— START Task material —
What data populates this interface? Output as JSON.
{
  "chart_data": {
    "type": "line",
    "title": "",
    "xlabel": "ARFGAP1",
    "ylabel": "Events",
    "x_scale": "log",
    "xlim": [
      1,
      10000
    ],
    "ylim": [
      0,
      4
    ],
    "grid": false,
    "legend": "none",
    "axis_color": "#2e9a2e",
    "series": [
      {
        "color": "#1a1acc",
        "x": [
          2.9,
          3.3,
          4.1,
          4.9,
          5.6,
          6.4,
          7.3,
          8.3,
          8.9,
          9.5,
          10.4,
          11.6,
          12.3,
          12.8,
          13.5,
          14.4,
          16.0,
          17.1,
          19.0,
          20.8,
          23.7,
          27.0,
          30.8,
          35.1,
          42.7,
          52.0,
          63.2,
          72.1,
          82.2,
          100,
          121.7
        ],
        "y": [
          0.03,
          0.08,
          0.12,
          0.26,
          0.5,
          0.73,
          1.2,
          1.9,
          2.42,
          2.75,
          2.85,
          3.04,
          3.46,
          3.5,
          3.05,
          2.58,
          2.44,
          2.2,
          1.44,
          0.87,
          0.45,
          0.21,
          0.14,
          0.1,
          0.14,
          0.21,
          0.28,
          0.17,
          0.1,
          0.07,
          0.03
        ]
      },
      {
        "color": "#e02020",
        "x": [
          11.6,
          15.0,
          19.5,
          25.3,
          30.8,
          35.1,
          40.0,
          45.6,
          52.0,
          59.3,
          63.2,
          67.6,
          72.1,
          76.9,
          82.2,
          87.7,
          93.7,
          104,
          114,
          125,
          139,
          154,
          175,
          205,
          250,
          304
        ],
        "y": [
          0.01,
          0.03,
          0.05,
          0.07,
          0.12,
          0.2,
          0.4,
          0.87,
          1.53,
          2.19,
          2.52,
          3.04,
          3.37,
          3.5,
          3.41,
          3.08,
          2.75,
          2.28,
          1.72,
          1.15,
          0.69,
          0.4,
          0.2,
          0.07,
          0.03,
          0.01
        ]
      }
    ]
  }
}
— END Task material —
- [Short exercise] Repeat the listing exactly, from its first line to its last.

- [Solution to the exercise]
What data populates this interface? Output as JSON.
{
  "chart_data": {
    "type": "line",
    "title": "",
    "xlabel": "ARFGAP1",
    "ylabel": "Events",
    "x_scale": "log",
    "xlim": [
      1,
      10000
    ],
    "ylim": [
      0,
      4
    ],
    "grid": false,
    "legend": "none",
    "axis_color": "#2e9a2e",
    "series": [
      {
        "color": "#1a1acc",
        "x": [
          2.9,
          3.3,
          4.1,
          4.9,
          5.6,
          6.4,
          7.3,
          8.3,
          8.9,
          9.5,
          10.4,
          11.6,
          12.3,
          12.8,
          13.5,
          14.4,
          16.0,
          17.1,
          19.0,
          20.8,
          23.7,
          27.0,
          30.8,
          35.1,
          42.7,
          52.0,
          63.2,
          72.1,
          82.2,
          100,
          121.7
        ],
        "y": [
          0.03,
          0.08,
          0.12,
          0.26,
          0.5,
          0.73,
          1.2,
          1.9,
          2.42,
          2.75,
          2.85,
          3.04,
          3.46,
          3.5,
          3.05,
          2.58,
          2.44,
          2.2,
          1.44,
          0.87,
          0.45,
          0.21,
          0.14,
          0.1,
          0.14,
          0.21,
          0.28,
          0.17,
          0.1,
          0.07,
          0.03
        ]
      },
      {
        "color": "#e02020",
        "x": [
          11.6,
          15.0,
          19.5,
          25.3,
          30.8,
          35.1,
          40.0,
          45.6,
          52.0,
          59.3,
          63.2,
          67.6,
          72.1,
          76.9,
          82.2,
          87.7,
          93.7,
          104,
          114,
          125,
          139,
          154,
          175,
          205,
          250,
          304
        ],
        "y": [
          0.01,
          0.03,
          0.05,
          0.07,
          0.12,
          0.2,
          0.4,
          0.87,
          1.53,
          2.19,
          2.52,
          3.04,
          3.37,
          3.5,
          3.41,
          3.08,
          2.75,
          2.28,
          1.72,
          1.15,
          0.69,
          0.4,
          0.2,
          0.07,
          0.03,
          0.01
        ]
      }
    ]
  }
}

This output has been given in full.